» Written request
Work out how many lines in the entries below include the word "settings". Give nothing but the number.

» Extracted material
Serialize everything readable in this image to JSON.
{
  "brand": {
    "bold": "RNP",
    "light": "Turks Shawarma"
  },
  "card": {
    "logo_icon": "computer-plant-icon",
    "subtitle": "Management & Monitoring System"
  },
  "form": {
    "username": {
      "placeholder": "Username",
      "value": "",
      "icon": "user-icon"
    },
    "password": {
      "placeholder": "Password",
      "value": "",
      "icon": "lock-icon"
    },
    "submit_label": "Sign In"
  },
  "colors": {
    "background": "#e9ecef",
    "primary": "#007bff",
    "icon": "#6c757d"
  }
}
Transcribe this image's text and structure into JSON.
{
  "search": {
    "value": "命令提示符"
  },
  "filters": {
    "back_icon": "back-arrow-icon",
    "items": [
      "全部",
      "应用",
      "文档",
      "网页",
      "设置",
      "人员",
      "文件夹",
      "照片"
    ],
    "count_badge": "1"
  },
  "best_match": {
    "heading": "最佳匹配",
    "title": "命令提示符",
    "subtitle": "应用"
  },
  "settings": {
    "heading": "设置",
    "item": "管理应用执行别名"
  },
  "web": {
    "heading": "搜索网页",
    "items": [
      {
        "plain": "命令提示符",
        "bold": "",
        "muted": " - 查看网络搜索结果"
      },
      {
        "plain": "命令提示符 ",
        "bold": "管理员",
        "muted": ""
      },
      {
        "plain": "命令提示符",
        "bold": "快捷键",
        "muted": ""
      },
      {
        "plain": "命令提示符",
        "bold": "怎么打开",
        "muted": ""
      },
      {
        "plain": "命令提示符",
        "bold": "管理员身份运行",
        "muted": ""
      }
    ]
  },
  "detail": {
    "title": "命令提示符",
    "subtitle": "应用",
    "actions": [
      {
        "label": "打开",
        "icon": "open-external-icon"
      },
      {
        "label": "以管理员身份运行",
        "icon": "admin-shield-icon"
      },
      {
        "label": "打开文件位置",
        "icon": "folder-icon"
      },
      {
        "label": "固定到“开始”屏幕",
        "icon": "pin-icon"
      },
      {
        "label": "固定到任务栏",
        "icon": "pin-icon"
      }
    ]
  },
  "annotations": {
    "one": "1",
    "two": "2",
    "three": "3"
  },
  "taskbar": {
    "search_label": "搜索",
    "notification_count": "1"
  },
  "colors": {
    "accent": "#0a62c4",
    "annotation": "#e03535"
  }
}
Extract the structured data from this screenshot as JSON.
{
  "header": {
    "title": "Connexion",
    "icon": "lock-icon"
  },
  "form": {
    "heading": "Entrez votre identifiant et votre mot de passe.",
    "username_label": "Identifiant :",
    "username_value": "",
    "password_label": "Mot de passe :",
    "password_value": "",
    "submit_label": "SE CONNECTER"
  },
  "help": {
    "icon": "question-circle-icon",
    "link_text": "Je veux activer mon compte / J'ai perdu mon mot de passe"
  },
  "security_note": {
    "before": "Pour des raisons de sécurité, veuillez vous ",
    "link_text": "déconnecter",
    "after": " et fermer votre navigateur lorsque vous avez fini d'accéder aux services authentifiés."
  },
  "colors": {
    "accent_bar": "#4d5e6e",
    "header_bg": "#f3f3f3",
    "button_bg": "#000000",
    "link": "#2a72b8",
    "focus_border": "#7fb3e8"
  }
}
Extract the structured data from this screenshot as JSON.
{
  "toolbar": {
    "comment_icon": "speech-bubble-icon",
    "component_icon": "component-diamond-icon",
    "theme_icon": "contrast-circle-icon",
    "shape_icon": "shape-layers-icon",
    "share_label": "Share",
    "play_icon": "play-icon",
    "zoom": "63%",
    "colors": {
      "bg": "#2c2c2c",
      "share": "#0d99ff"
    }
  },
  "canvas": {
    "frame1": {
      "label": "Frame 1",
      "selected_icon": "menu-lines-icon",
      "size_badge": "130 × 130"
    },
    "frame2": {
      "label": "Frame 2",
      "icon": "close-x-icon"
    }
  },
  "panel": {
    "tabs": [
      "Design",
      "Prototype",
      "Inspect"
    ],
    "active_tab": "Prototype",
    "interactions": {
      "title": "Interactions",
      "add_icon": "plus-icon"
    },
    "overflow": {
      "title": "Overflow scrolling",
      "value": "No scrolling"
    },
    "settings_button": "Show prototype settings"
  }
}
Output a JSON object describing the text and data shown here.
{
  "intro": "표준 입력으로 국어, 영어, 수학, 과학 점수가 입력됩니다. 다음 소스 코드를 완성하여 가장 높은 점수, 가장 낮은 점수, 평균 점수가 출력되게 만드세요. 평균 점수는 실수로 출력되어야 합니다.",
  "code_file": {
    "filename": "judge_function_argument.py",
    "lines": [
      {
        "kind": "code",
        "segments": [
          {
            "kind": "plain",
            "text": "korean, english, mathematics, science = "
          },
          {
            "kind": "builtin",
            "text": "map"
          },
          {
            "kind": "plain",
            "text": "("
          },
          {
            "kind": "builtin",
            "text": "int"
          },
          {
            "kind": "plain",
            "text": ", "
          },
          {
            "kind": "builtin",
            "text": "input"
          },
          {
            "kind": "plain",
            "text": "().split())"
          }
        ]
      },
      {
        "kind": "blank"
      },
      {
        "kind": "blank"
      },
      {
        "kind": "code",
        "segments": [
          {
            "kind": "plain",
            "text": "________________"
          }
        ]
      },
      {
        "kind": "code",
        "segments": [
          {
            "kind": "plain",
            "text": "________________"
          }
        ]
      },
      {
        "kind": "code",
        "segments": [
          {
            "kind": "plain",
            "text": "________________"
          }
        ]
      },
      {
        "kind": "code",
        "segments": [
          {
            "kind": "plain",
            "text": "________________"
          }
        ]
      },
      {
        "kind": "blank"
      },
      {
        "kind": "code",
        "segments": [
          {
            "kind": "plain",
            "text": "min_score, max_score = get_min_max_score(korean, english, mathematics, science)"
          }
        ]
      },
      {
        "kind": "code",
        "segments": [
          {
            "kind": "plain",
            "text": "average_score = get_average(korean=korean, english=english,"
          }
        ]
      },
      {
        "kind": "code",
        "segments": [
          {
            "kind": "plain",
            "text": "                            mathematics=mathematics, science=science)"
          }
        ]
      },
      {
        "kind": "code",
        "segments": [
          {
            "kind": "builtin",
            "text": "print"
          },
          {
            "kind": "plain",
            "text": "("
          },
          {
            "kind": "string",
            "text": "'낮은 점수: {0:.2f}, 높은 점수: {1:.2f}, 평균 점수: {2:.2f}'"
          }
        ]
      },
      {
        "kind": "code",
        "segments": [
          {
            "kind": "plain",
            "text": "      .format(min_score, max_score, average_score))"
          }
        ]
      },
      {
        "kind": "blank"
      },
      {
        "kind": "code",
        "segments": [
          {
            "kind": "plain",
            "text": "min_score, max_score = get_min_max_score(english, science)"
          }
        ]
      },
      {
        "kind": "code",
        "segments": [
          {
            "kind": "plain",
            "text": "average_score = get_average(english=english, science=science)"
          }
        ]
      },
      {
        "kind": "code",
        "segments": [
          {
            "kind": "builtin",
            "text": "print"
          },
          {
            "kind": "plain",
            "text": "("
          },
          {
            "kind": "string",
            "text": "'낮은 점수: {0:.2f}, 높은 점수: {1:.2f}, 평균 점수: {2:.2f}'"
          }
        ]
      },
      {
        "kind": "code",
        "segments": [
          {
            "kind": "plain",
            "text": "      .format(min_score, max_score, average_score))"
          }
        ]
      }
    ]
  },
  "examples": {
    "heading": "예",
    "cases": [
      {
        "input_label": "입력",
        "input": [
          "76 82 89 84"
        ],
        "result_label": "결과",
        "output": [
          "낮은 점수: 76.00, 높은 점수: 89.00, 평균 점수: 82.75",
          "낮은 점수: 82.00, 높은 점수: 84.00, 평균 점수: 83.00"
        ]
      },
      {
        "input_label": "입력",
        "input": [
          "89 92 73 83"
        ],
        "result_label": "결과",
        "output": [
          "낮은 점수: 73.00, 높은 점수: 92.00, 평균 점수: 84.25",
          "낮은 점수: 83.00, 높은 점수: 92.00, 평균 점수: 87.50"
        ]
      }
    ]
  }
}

» Solution to this task
2